Stated goal »
Leave out any picture and return the remaining listing below exactly as given.

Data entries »
## Begin

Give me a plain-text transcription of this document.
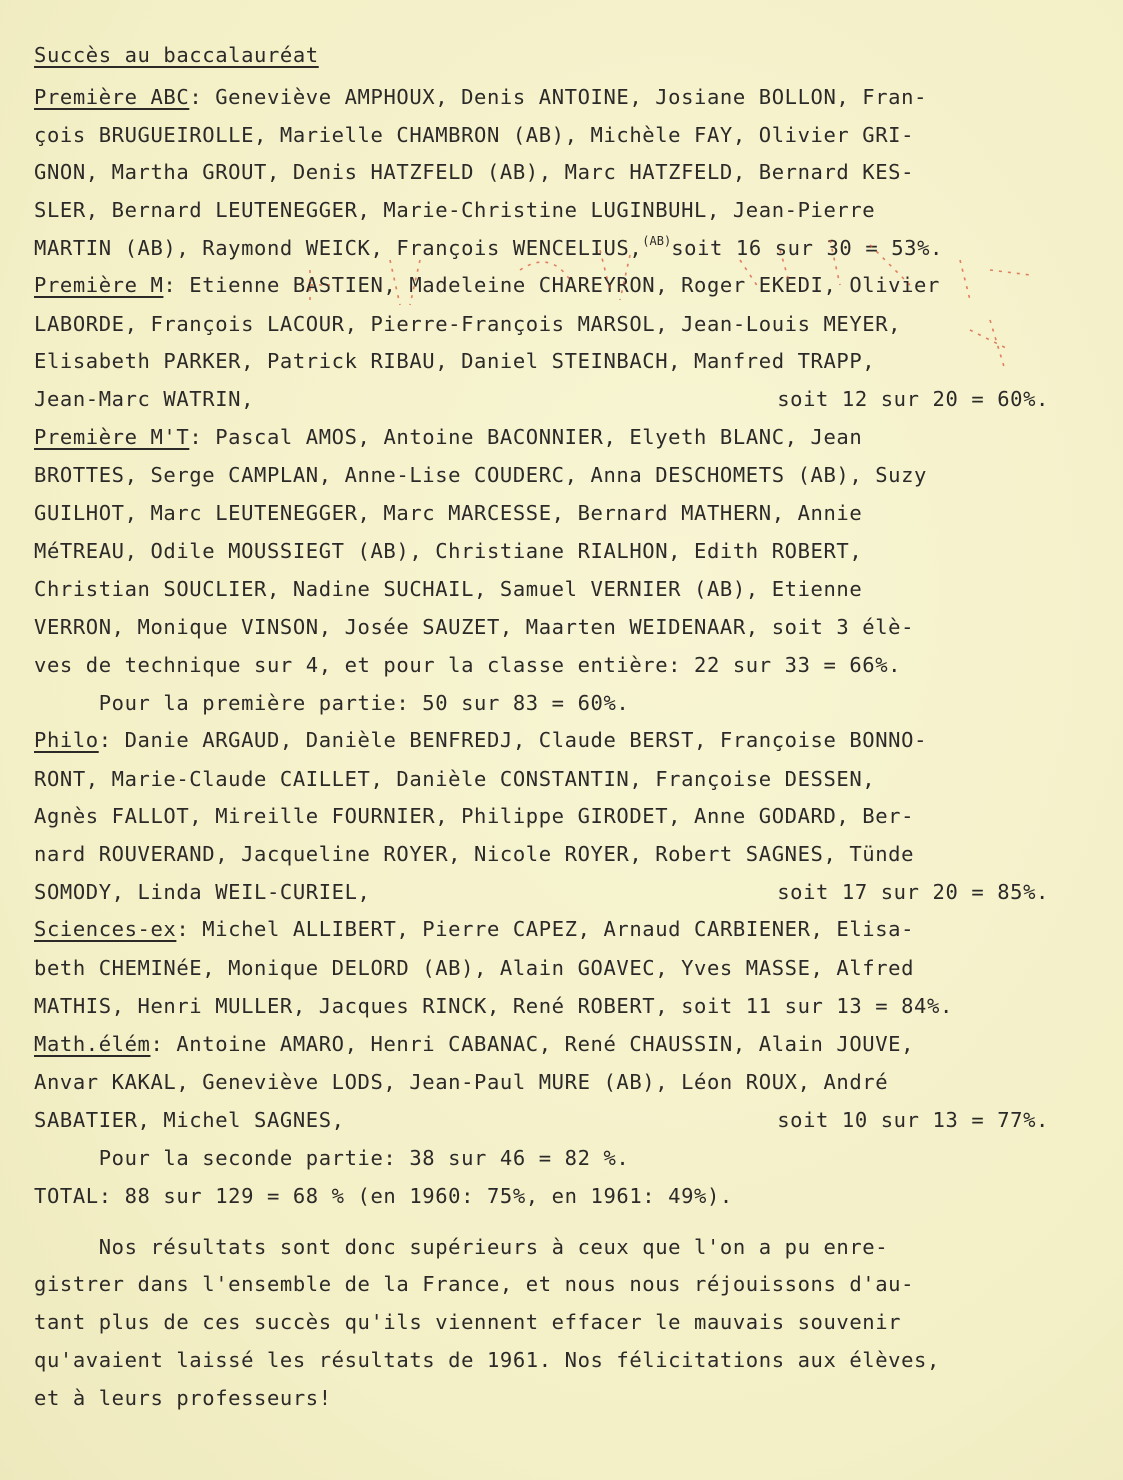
Succès au baccalauréat
Première ABC: Geneviève AMPHOUX, Denis ANTOINE, Josiane BOLLON, Fran-
çois BRUGUEIROLLE, Marielle CHAMBRON (AB), Michèle FAY, Olivier GRI-
GNON, Martha GROUT, Denis HATZFELD (AB), Marc HATZFELD, Bernard KES-
SLER, Bernard LEUTENEGGER, Marie-Christine LUGINBUHL, Jean-Pierre
MARTIN (AB), Raymond WEICK, François WENCELIUS,$^{(AB)}$soit 16 sur 30 = 53%.
Première M: Etienne BASTIEN, Madeleine CHAREYRON, Roger EKEDI, Olivier
LABORDE, François LACOUR, Pierre-François MARSOL, Jean-Louis MEYER,
Elisabeth PARKER, Patrick RIBAU, Daniel STEINBACH, Manfred TRAPP,
Jean-Marc WATRIN,	soit 12 sur 20 = 60%.
Première M'T: Pascal AMOS, Antoine BACONNIER, Elyeth BLANC, Jean
BROTTES, Serge CAMPLAN, Anne-Lise COUDERC, Anna DESCHOMETS (AB), Suzy
GUILHOT, Marc LEUTENEGGER, Marc MARCESSE, Bernard MATHERN, Annie
MéTREAU, Odile MOUSSIEGT (AB), Christiane RIALHON, Edith ROBERT,
Christian SOUCLIER, Nadine SUCHAIL, Samuel VERNIER (AB), Etienne
VERRON, Monique VINSON, Josée SAUZET, Maarten WEIDENAAR, soit 3 élè-
ves de technique sur 4, et pour la classe entière: 22 sur 33 = 66%.
Pour la première partie: 50 sur 83 = 60%.
Philo: Danie ARGAUD, Danièle BENFREDJ, Claude BERST, Françoise BONNO-
RONT, Marie-Claude CAILLET, Danièle CONSTANTIN, Françoise DESSEN,
Agnès FALLOT, Mireille FOURNIER, Philippe GIRODET, Anne GODARD, Ber-
nard ROUVERAND, Jacqueline ROYER, Nicole ROYER, Robert SAGNES, Tünde
SOMODY, Linda WEIL-CURIEL,	soit 17 sur 20 = 85%.
Sciences-ex: Michel ALLIBERT, Pierre CAPEZ, Arnaud CARBIENER, Elisa-
beth CHEMINéE, Monique DELORD (AB), Alain GOAVEC, Yves MASSE, Alfred
MATHIS, Henri MULLER, Jacques RINCK, René ROBERT, soit 11 sur 13 = 84%.
Math.élém: Antoine AMARO, Henri CABANAC, René CHAUSSIN, Alain JOUVE,
Anvar KAKAL, Geneviève LODS, Jean-Paul MURE (AB), Léon ROUX, André
SABATIER, Michel SAGNES,	soit 10 sur 13 = 77%.
Pour la seconde partie: 38 sur 46 = 82 %.
TOTAL: 88 sur 129 = 68 % (en 1960: 75%, en 1961: 49%).
Nos résultats sont donc supérieurs à ceux que l'on a pu enre-
gistrer dans l'ensemble de la France, et nous nous réjouissons d'au-
tant plus de ces succès qu'ils viennent effacer le mauvais souvenir
qu'avaient laissé les résultats de 1961. Nos félicitations aux élèves,
et à leurs professeurs!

## End

Correct answer »
Give me a plain-text transcription of this document.
Succès au baccalauréat
Première ABC: Geneviève AMPHOUX, Denis ANTOINE, Josiane BOLLON, Fran-
çois BRUGUEIROLLE, Marielle CHAMBRON (AB), Michèle FAY, Olivier GRI-
GNON, Martha GROUT, Denis HATZFELD (AB), Marc HATZFELD, Bernard KES-
SLER, Bernard LEUTENEGGER, Marie-Christine LUGINBUHL, Jean-Pierre
MARTIN (AB), Raymond WEICK, François WENCELIUS,$^{(AB)}$soit 16 sur 30 = 53%.
Première M: Etienne BASTIEN, Madeleine CHAREYRON, Roger EKEDI, Olivier
LABORDE, François LACOUR, Pierre-François MARSOL, Jean-Louis MEYER,
Elisabeth PARKER, Patrick RIBAU, Daniel STEINBACH, Manfred TRAPP,
Jean-Marc WATRIN,	soit 12 sur 20 = 60%.
Première M'T: Pascal AMOS, Antoine BACONNIER, Elyeth BLANC, Jean
BROTTES, Serge CAMPLAN, Anne-Lise COUDERC, Anna DESCHOMETS (AB), Suzy
GUILHOT, Marc LEUTENEGGER, Marc MARCESSE, Bernard MATHERN, Annie
MéTREAU, Odile MOUSSIEGT (AB), Christiane RIALHON, Edith ROBERT,
Christian SOUCLIER, Nadine SUCHAIL, Samuel VERNIER (AB), Etienne
VERRON, Monique VINSON, Josée SAUZET, Maarten WEIDENAAR, soit 3 élè-
ves de technique sur 4, et pour la classe entière: 22 sur 33 = 66%.
Pour la première partie: 50 sur 83 = 60%.
Philo: Danie ARGAUD, Danièle BENFREDJ, Claude BERST, Françoise BONNO-
RONT, Marie-Claude CAILLET, Danièle CONSTANTIN, Françoise DESSEN,
Agnès FALLOT, Mireille FOURNIER, Philippe GIRODET, Anne GODARD, Ber-
nard ROUVERAND, Jacqueline ROYER, Nicole ROYER, Robert SAGNES, Tünde
SOMODY, Linda WEIL-CURIEL,	soit 17 sur 20 = 85%.
Sciences-ex: Michel ALLIBERT, Pierre CAPEZ, Arnaud CARBIENER, Elisa-
beth CHEMINéE, Monique DELORD (AB), Alain GOAVEC, Yves MASSE, Alfred
MATHIS, Henri MULLER, Jacques RINCK, René ROBERT, soit 11 sur 13 = 84%.
Math.élém: Antoine AMARO, Henri CABANAC, René CHAUSSIN, Alain JOUVE,
Anvar KAKAL, Geneviève LODS, Jean-Paul MURE (AB), Léon ROUX, André
SABATIER, Michel SAGNES,	soit 10 sur 13 = 77%.
Pour la seconde partie: 38 sur 46 = 82 %.
TOTAL: 88 sur 129 = 68 % (en 1960: 75%, en 1961: 49%).
Nos résultats sont donc supérieurs à ceux que l'on a pu enre-
gistrer dans l'ensemble de la France, et nous nous réjouissons d'au-
tant plus de ces succès qu'ils viennent effacer le mauvais souvenir
qu'avaient laissé les résultats de 1961. Nos félicitations aux élèves,
et à leurs professeurs!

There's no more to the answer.